* [What to work on]
Output the lines that follow exactly as they are.

** begin **

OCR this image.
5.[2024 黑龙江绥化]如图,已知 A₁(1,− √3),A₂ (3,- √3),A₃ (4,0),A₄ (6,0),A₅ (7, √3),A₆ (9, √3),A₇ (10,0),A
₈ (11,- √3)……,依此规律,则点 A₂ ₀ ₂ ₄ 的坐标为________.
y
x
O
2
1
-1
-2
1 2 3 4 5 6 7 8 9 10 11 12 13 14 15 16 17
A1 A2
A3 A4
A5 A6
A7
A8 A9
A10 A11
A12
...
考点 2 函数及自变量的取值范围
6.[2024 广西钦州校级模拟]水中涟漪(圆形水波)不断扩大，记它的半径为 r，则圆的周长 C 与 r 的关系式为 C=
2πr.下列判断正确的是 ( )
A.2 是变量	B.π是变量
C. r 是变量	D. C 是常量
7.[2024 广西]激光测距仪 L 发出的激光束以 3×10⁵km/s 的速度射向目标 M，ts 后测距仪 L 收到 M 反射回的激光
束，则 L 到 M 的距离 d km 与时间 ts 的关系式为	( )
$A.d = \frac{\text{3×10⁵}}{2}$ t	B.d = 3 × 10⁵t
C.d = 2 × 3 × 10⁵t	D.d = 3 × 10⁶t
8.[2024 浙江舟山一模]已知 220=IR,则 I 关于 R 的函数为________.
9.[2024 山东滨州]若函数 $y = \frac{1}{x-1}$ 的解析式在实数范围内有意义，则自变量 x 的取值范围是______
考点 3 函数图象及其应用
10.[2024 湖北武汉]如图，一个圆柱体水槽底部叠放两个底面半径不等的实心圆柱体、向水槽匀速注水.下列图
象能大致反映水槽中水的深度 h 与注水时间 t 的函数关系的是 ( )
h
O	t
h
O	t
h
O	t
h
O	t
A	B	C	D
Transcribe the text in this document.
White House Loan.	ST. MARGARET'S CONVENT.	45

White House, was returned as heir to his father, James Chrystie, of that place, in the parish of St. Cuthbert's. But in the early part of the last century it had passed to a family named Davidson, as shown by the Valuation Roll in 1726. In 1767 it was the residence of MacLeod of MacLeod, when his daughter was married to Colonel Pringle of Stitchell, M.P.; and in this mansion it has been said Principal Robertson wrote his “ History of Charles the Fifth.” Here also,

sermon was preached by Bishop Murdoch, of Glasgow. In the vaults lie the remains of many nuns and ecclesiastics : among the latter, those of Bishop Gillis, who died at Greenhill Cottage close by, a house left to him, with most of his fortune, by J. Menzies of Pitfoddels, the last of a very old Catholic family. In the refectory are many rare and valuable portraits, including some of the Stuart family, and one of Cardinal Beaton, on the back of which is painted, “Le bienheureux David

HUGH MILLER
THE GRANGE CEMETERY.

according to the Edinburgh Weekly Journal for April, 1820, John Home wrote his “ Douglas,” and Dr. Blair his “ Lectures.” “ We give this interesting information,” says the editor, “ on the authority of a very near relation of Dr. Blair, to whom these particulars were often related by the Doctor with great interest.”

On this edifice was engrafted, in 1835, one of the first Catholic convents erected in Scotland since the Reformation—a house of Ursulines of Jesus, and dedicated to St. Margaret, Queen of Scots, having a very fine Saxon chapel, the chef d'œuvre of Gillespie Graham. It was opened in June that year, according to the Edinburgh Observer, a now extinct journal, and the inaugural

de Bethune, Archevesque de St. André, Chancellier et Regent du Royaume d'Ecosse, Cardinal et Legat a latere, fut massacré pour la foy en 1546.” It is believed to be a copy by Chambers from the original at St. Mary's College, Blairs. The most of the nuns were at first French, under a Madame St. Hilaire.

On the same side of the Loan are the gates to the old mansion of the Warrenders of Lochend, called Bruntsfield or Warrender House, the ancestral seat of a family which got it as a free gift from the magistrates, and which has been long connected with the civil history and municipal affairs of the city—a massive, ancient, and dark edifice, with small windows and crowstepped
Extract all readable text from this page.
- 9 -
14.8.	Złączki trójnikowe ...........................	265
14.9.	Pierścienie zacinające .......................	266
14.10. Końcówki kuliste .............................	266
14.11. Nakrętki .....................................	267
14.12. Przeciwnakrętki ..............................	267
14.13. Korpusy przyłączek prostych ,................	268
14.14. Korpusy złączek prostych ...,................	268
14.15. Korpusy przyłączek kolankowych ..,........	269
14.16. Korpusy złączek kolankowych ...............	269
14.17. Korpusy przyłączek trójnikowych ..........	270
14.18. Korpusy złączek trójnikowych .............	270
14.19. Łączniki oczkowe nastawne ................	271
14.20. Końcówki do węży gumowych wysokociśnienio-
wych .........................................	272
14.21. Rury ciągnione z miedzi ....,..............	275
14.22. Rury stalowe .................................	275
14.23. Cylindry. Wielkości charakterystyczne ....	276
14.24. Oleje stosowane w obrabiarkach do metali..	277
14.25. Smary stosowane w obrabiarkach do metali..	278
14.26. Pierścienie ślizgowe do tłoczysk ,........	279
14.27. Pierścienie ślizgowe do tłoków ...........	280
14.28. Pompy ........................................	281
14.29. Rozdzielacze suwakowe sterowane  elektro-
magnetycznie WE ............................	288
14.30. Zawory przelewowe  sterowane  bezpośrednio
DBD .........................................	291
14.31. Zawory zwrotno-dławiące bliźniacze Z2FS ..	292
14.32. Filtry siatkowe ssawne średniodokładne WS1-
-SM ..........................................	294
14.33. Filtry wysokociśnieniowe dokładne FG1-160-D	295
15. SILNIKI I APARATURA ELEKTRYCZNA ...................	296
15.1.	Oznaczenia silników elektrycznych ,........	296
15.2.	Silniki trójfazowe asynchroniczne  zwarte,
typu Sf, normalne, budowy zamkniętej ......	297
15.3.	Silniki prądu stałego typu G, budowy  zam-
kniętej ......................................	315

** end **

* [Correct response]
OCR this image.
5.[2024 黑龙江绥化]如图,已知 A₁(1,− √3),A₂ (3,- √3),A₃ (4,0),A₄ (6,0),A₅ (7, √3),A₆ (9, √3),A₇ (10,0),A
₈ (11,- √3)……,依此规律,则点 A₂ ₀ ₂ ₄ 的坐标为________.
y
x
O
2
1
-1
-2
1 2 3 4 5 6 7 8 9 10 11 12 13 14 15 16 17
A1 A2
A3 A4
A5 A6
A7
A8 A9
A10 A11
A12
...
考点 2 函数及自变量的取值范围
6.[2024 广西钦州校级模拟]水中涟漪(圆形水波)不断扩大，记它的半径为 r，则圆的周长 C 与 r 的关系式为 C=
2πr.下列判断正确的是 ( )
A.2 是变量	B.π是变量
C. r 是变量	D. C 是常量
7.[2024 广西]激光测距仪 L 发出的激光束以 3×10⁵km/s 的速度射向目标 M，ts 后测距仪 L 收到 M 反射回的激光
束，则 L 到 M 的距离 d km 与时间 ts 的关系式为	( )
$A.d = \frac{\text{3×10⁵}}{2}$ t	B.d = 3 × 10⁵t
C.d = 2 × 3 × 10⁵t	D.d = 3 × 10⁶t
8.[2024 浙江舟山一模]已知 220=IR,则 I 关于 R 的函数为________.
9.[2024 山东滨州]若函数 $y = \frac{1}{x-1}$ 的解析式在实数范围内有意义，则自变量 x 的取值范围是______
考点 3 函数图象及其应用
10.[2024 湖北武汉]如图，一个圆柱体水槽底部叠放两个底面半径不等的实心圆柱体、向水槽匀速注水.下列图
象能大致反映水槽中水的深度 h 与注水时间 t 的函数关系的是 ( )
h
O	t
h
O	t
h
O	t
h
O	t
A	B	C	D
Transcribe the text in this document.
White House Loan.	ST. MARGARET'S CONVENT.	45

White House, was returned as heir to his father, James Chrystie, of that place, in the parish of St. Cuthbert's. But in the early part of the last century it had passed to a family named Davidson, as shown by the Valuation Roll in 1726. In 1767 it was the residence of MacLeod of MacLeod, when his daughter was married to Colonel Pringle of Stitchell, M.P.; and in this mansion it has been said Principal Robertson wrote his “ History of Charles the Fifth.” Here also,

sermon was preached by Bishop Murdoch, of Glasgow. In the vaults lie the remains of many nuns and ecclesiastics : among the latter, those of Bishop Gillis, who died at Greenhill Cottage close by, a house left to him, with most of his fortune, by J. Menzies of Pitfoddels, the last of a very old Catholic family. In the refectory are many rare and valuable portraits, including some of the Stuart family, and one of Cardinal Beaton, on the back of which is painted, “Le bienheureux David

HUGH MILLER
THE GRANGE CEMETERY.

according to the Edinburgh Weekly Journal for April, 1820, John Home wrote his “ Douglas,” and Dr. Blair his “ Lectures.” “ We give this interesting information,” says the editor, “ on the authority of a very near relation of Dr. Blair, to whom these particulars were often related by the Doctor with great interest.”

On this edifice was engrafted, in 1835, one of the first Catholic convents erected in Scotland since the Reformation—a house of Ursulines of Jesus, and dedicated to St. Margaret, Queen of Scots, having a very fine Saxon chapel, the chef d'œuvre of Gillespie Graham. It was opened in June that year, according to the Edinburgh Observer, a now extinct journal, and the inaugural

de Bethune, Archevesque de St. André, Chancellier et Regent du Royaume d'Ecosse, Cardinal et Legat a latere, fut massacré pour la foy en 1546.” It is believed to be a copy by Chambers from the original at St. Mary's College, Blairs. The most of the nuns were at first French, under a Madame St. Hilaire.

On the same side of the Loan are the gates to the old mansion of the Warrenders of Lochend, called Bruntsfield or Warrender House, the ancestral seat of a family which got it as a free gift from the magistrates, and which has been long connected with the civil history and municipal affairs of the city—a massive, ancient, and dark edifice, with small windows and crowstepped
Extract all readable text from this page.
- 9 -
14.8.	Złączki trójnikowe ...........................	265
14.9.	Pierścienie zacinające .......................	266
14.10. Końcówki kuliste .............................	266
14.11. Nakrętki .....................................	267
14.12. Przeciwnakrętki ..............................	267
14.13. Korpusy przyłączek prostych ,................	268
14.14. Korpusy złączek prostych ...,................	268
14.15. Korpusy przyłączek kolankowych ..,........	269
14.16. Korpusy złączek kolankowych ...............	269
14.17. Korpusy przyłączek trójnikowych ..........	270
14.18. Korpusy złączek trójnikowych .............	270
14.19. Łączniki oczkowe nastawne ................	271
14.20. Końcówki do węży gumowych wysokociśnienio-
wych .........................................	272
14.21. Rury ciągnione z miedzi ....,..............	275
14.22. Rury stalowe .................................	275
14.23. Cylindry. Wielkości charakterystyczne ....	276
14.24. Oleje stosowane w obrabiarkach do metali..	277
14.25. Smary stosowane w obrabiarkach do metali..	278
14.26. Pierścienie ślizgowe do tłoczysk ,........	279
14.27. Pierścienie ślizgowe do tłoków ...........	280
14.28. Pompy ........................................	281
14.29. Rozdzielacze suwakowe sterowane  elektro-
magnetycznie WE ............................	288
14.30. Zawory przelewowe  sterowane  bezpośrednio
DBD .........................................	291
14.31. Zawory zwrotno-dławiące bliźniacze Z2FS ..	292
14.32. Filtry siatkowe ssawne średniodokładne WS1-
-SM ..........................................	294
14.33. Filtry wysokociśnieniowe dokładne FG1-160-D	295
15. SILNIKI I APARATURA ELEKTRYCZNA ...................	296
15.1.	Oznaczenia silników elektrycznych ,........	296
15.2.	Silniki trójfazowe asynchroniczne  zwarte,
typu Sf, normalne, budowy zamkniętej ......	297
15.3.	Silniki prądu stałego typu G, budowy  zam-
kniętej ......................................	315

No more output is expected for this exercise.